## Job
Please give the count of lines holding the string "orthographe" and nothing besides.

## START Records for processing

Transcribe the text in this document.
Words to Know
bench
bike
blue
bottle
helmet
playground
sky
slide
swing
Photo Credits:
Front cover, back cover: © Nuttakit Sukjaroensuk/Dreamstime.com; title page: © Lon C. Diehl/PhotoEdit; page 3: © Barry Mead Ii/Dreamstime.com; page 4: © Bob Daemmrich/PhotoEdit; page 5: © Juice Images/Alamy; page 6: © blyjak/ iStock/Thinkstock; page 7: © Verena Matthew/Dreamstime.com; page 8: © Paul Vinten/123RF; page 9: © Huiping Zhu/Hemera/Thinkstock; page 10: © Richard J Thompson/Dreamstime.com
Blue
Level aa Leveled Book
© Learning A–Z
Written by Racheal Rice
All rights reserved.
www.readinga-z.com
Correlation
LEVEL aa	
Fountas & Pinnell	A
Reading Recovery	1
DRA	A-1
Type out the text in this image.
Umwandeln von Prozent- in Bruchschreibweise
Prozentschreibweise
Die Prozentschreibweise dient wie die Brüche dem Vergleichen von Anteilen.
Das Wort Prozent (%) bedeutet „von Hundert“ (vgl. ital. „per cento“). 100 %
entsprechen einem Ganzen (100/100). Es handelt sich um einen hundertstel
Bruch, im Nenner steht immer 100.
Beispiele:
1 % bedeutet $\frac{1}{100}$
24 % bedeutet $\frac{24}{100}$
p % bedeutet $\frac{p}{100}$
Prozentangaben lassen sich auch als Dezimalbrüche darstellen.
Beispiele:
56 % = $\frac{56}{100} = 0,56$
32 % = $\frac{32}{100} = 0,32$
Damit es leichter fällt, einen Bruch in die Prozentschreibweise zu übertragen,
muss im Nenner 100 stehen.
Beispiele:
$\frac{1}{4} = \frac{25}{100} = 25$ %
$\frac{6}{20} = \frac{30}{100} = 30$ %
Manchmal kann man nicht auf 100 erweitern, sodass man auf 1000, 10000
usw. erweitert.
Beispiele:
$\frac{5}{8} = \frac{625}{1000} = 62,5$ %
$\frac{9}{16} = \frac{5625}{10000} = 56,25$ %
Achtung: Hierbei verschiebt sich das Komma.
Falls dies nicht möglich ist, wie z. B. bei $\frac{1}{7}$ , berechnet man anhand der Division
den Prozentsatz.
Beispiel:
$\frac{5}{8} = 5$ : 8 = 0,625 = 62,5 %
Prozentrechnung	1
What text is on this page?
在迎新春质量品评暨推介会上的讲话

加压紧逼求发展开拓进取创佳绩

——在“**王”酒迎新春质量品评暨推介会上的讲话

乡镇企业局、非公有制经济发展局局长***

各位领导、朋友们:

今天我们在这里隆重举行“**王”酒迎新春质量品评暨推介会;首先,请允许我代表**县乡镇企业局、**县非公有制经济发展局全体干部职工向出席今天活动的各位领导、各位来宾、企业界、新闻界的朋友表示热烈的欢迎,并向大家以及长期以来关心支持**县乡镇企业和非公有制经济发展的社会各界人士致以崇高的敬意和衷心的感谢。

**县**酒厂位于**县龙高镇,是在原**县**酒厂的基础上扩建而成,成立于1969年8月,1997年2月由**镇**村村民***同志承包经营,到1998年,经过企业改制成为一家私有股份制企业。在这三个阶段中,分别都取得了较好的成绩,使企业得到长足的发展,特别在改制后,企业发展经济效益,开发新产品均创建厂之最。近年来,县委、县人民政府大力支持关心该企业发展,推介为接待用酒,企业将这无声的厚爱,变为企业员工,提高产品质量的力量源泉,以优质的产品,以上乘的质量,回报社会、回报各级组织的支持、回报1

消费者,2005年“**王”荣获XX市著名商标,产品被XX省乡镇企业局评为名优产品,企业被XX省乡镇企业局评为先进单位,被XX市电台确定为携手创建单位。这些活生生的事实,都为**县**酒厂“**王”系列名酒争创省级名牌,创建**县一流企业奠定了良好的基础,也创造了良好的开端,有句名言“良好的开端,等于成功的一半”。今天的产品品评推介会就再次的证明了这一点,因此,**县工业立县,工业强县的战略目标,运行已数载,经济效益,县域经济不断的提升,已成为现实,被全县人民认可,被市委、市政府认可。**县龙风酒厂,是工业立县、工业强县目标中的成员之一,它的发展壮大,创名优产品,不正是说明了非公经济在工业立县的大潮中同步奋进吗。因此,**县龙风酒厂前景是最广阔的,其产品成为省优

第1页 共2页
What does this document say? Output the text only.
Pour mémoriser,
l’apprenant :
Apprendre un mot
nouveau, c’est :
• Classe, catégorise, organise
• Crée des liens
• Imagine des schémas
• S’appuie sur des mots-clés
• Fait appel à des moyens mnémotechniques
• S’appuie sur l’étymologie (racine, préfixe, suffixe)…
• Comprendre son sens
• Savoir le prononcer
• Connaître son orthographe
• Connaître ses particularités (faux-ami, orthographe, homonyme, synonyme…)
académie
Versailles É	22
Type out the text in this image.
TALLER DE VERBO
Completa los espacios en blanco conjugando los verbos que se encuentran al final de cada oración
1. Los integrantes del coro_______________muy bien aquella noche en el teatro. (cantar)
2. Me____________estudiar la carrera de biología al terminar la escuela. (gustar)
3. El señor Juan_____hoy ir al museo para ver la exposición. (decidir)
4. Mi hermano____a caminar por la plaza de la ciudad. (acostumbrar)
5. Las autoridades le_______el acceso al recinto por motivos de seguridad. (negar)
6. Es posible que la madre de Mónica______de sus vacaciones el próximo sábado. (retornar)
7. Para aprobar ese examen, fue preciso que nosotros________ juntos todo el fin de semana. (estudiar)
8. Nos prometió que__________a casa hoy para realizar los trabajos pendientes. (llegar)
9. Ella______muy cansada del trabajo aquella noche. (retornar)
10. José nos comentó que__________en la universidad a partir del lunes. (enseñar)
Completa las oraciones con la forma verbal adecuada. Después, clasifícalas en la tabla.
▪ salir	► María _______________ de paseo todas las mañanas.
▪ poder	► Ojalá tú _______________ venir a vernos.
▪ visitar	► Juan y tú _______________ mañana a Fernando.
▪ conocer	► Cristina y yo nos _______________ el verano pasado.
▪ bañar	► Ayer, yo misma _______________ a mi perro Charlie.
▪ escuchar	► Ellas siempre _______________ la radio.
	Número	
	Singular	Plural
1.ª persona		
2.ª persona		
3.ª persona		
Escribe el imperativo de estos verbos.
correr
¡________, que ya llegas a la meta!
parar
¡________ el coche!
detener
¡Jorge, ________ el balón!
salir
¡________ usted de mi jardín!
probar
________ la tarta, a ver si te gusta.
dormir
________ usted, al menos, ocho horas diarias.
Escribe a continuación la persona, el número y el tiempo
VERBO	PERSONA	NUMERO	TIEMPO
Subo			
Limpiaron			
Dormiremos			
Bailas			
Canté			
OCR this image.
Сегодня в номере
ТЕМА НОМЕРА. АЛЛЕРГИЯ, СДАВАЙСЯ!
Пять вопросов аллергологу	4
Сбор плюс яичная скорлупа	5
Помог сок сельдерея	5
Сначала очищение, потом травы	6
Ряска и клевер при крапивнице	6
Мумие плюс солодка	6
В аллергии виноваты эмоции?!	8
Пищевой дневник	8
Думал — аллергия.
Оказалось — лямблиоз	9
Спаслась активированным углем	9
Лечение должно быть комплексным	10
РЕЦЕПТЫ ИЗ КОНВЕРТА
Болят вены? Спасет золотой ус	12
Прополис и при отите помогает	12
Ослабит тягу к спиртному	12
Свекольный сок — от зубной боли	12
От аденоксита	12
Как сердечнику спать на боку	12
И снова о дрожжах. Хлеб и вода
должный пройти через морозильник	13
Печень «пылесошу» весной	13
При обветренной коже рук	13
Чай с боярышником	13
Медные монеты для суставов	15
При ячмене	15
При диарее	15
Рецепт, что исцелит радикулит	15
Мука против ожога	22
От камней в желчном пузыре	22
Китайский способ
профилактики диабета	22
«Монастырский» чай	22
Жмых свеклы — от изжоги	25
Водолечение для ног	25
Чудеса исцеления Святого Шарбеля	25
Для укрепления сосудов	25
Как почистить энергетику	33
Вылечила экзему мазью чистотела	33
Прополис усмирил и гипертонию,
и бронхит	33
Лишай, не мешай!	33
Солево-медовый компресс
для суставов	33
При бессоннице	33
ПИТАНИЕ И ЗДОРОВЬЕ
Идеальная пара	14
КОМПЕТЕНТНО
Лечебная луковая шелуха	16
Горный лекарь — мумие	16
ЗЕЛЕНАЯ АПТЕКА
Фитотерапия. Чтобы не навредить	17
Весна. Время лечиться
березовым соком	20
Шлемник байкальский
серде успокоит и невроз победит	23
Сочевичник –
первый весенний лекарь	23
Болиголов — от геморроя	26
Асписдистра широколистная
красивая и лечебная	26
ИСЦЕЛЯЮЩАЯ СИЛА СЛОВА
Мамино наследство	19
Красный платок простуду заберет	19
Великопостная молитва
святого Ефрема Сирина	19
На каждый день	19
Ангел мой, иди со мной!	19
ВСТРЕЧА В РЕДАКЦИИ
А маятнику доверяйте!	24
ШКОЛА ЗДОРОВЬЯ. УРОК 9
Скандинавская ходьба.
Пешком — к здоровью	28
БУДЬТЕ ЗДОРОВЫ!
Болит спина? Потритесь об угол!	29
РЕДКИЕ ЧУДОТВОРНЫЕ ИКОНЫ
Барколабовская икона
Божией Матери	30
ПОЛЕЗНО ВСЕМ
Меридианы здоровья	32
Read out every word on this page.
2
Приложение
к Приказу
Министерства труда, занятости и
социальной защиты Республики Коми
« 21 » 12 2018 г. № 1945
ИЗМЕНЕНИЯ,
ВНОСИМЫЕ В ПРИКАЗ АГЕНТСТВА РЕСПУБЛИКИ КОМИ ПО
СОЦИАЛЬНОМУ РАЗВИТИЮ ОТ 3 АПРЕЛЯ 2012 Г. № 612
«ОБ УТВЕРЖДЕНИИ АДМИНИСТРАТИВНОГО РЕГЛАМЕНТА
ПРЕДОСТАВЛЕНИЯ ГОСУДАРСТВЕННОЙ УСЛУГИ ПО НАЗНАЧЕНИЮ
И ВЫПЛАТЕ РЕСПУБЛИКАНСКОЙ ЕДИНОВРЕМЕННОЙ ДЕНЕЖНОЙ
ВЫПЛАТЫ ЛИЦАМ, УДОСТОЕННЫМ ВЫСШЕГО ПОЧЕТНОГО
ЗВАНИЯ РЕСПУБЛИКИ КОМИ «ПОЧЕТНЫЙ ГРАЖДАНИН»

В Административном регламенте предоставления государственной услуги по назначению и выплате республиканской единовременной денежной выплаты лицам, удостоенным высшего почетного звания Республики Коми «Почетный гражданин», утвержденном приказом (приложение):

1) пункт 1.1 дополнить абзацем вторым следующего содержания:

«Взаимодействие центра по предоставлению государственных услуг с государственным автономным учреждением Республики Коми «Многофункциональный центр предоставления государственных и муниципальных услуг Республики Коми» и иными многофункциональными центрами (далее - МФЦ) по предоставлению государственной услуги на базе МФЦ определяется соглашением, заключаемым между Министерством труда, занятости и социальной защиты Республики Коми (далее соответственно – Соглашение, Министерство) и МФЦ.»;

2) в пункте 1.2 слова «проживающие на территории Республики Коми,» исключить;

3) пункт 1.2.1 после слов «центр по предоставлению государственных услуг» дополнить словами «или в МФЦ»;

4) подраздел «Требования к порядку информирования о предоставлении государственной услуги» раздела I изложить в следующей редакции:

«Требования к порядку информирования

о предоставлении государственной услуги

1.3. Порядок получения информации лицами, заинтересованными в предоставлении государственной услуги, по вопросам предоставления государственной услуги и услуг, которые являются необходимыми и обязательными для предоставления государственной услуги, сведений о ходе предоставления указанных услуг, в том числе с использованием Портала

## END Records for processing

## Written response
2